Given task:
Copy out the listing in full, exactly as written, but not its pictures.

..............................

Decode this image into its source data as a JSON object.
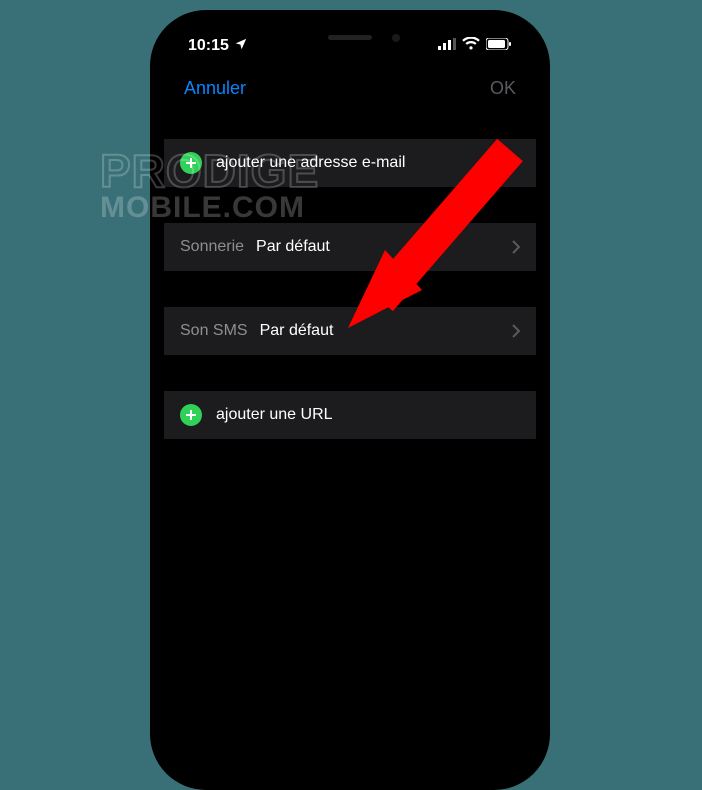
{
  "statusBar": {
    "time": "10:15"
  },
  "nav": {
    "cancel": "Annuler",
    "ok": "OK"
  },
  "rows": {
    "addEmail": "ajouter une adresse e-mail",
    "ringtone": {
      "label": "Sonnerie",
      "value": "Par défaut"
    },
    "textTone": {
      "label": "Son SMS",
      "value": "Par défaut"
    },
    "addUrl": "ajouter une URL"
  },
  "watermark": {
    "line1": "PRODIGE",
    "line2": "MOBILE.COM"
  }
}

..............................

Solution to the problem:
Decode this image into its source data as a JSON object.
{
  "statusBar": {
    "time": "10:15"
  },
  "nav": {
    "cancel": "Annuler",
    "ok": "OK"
  },
  "rows": {
    "addEmail": "ajouter une adresse e-mail",
    "ringtone": {
      "label": "Sonnerie",
      "value": "Par défaut"
    },
    "textTone": {
      "label": "Son SMS",
      "value": "Par défaut"
    },
    "addUrl": "ajouter une URL"
  },
  "watermark": {
    "line1": "PRODIGE",
    "line2": "MOBILE.COM"
  }
}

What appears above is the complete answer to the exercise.